● Task brief:
Go through the material below and report how many lines contain "Price". Give only the number.

════════════════

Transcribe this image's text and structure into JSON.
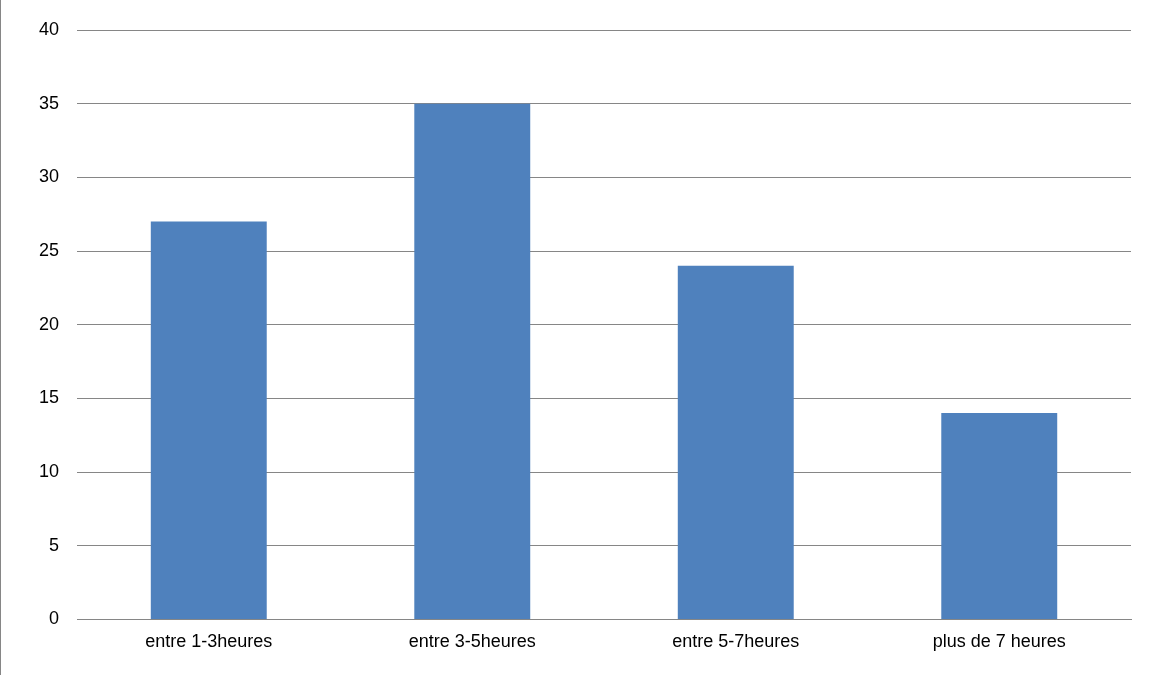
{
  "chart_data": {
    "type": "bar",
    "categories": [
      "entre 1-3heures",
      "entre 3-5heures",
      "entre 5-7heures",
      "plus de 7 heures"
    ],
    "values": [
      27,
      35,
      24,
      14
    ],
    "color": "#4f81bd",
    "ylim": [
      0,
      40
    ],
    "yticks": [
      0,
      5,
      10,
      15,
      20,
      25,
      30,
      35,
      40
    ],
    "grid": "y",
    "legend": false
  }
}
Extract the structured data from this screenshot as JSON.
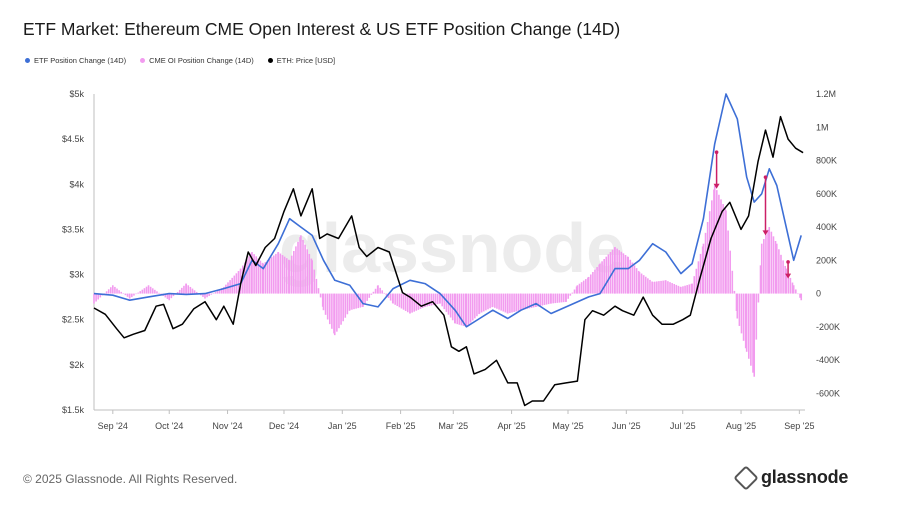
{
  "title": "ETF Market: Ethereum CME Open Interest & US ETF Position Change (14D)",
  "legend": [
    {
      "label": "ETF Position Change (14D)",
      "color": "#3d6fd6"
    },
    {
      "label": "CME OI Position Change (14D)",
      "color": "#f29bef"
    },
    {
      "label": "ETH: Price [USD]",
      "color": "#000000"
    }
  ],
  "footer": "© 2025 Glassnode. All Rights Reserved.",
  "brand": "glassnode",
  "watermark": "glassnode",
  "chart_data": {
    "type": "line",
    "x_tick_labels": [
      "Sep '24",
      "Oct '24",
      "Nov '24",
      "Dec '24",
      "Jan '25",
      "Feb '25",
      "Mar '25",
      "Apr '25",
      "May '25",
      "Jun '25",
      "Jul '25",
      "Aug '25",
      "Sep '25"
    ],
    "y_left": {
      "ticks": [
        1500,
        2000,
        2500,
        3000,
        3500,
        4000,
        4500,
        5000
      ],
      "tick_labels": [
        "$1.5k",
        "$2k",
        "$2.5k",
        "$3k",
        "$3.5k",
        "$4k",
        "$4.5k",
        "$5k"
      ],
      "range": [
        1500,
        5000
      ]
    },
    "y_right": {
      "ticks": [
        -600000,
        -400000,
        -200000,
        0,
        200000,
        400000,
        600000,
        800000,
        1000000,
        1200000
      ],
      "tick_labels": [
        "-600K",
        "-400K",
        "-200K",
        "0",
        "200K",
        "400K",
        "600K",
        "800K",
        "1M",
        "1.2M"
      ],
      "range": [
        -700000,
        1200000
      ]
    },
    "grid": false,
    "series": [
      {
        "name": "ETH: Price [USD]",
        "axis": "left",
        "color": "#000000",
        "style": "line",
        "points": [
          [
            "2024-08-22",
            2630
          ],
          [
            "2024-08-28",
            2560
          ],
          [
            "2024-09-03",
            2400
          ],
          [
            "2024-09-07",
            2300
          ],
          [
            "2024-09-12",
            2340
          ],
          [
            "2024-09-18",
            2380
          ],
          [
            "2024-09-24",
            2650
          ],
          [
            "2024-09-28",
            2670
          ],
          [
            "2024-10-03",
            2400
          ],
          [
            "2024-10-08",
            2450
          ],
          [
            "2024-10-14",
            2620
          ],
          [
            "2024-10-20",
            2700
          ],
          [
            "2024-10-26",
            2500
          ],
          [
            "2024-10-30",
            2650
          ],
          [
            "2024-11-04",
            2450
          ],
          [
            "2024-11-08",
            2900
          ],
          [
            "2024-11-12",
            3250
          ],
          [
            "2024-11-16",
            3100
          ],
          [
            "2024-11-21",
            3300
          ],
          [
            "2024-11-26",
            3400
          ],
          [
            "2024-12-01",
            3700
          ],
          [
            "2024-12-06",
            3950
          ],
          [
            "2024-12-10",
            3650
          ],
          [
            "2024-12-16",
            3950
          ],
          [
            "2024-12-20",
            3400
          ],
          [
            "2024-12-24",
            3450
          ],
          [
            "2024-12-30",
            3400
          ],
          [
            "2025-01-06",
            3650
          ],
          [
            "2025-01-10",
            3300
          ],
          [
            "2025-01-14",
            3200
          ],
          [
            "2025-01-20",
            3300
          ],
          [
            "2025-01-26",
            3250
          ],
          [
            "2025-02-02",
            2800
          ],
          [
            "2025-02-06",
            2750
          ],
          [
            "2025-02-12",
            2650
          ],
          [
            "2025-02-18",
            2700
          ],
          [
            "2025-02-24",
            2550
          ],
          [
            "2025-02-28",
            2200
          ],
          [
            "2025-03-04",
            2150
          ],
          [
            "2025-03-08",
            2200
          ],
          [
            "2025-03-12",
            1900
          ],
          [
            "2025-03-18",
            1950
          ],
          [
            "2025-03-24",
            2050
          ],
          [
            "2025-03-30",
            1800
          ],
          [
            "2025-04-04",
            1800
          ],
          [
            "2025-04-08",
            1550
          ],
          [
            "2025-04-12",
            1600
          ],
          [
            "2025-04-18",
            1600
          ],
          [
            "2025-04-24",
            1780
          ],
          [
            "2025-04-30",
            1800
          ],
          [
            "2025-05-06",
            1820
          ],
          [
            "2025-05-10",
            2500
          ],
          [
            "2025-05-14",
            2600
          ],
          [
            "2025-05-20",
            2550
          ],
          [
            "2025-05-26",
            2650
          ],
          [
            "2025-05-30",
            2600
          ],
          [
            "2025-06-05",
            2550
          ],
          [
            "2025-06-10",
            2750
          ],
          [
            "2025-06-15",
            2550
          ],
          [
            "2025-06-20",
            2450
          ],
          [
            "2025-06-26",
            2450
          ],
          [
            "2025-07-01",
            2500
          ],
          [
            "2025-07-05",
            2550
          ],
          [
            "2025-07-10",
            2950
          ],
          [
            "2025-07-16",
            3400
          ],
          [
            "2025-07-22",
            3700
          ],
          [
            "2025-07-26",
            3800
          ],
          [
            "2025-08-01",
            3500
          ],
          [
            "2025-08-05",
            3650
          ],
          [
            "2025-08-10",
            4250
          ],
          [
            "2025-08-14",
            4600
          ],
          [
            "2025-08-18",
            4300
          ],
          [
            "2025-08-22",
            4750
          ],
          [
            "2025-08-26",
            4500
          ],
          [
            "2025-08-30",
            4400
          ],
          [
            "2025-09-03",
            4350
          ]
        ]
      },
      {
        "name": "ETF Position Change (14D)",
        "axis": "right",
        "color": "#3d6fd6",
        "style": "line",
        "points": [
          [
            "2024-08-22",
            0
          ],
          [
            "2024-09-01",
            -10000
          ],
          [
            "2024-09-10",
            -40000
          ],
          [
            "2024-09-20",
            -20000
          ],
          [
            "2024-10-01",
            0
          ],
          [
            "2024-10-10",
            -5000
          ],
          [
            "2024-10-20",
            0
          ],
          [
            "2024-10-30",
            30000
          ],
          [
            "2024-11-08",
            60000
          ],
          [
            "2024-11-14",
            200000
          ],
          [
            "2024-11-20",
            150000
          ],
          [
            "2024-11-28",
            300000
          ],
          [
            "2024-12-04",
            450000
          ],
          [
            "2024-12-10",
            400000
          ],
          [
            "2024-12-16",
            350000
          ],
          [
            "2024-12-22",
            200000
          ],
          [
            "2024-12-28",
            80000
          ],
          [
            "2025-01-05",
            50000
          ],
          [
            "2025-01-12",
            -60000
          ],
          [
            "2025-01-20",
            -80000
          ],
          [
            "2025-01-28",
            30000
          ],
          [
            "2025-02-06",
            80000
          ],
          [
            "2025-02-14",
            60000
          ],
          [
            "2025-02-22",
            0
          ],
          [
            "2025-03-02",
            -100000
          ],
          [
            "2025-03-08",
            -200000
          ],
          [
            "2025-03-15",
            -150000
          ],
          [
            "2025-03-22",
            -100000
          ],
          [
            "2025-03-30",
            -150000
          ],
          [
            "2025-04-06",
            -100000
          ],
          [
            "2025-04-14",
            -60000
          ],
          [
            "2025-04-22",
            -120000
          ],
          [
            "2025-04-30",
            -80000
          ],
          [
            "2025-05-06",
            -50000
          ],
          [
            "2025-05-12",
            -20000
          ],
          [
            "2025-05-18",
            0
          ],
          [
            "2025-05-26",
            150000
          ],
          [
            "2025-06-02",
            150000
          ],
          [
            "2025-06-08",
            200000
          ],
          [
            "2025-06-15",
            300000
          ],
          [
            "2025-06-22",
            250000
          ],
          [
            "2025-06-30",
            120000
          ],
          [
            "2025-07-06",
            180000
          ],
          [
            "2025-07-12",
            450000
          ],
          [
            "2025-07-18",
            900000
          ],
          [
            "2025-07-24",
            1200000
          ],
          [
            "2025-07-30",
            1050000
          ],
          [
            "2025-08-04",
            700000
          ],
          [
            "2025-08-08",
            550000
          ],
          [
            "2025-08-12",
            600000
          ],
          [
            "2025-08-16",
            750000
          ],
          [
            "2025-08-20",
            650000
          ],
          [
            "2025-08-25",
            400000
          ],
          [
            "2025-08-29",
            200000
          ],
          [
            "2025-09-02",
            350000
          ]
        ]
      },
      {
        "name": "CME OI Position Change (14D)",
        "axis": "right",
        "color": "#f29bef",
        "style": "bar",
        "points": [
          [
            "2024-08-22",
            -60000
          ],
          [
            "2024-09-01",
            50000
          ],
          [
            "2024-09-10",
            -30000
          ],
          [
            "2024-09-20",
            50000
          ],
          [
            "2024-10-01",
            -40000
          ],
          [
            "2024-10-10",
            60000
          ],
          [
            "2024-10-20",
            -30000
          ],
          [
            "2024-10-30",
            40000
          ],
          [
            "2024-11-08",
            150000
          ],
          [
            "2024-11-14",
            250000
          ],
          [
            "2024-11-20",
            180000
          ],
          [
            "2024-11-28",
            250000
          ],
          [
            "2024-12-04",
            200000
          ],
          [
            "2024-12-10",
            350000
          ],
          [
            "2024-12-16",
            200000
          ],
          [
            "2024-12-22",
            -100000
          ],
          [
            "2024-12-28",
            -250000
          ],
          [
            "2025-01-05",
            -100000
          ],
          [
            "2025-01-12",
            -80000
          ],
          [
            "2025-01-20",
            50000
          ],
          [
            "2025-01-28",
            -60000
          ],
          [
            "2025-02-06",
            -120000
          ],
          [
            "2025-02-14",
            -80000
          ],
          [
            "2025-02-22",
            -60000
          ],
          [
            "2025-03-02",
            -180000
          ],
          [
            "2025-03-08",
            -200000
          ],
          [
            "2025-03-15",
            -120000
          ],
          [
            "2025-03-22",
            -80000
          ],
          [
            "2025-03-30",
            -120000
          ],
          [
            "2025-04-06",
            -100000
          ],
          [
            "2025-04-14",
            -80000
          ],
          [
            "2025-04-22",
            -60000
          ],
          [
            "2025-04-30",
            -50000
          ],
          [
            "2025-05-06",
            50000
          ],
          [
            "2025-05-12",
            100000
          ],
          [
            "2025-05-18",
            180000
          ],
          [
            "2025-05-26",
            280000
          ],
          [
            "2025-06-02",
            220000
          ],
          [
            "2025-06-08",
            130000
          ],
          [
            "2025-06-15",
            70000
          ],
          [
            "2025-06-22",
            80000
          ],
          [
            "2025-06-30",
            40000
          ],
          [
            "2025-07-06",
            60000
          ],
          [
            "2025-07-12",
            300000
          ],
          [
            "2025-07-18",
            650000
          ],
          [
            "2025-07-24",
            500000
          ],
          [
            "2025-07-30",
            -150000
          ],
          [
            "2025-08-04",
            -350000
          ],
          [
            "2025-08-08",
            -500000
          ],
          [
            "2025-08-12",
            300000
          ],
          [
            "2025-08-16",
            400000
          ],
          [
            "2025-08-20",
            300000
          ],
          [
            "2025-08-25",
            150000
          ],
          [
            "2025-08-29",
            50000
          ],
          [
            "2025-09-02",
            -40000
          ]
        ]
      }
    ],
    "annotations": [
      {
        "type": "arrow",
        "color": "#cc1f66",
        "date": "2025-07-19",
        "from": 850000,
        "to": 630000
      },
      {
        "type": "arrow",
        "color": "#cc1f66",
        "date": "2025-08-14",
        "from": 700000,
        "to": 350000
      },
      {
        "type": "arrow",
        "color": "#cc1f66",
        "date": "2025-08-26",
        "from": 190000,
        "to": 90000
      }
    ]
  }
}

════════════════

● Reply to the exercise:
2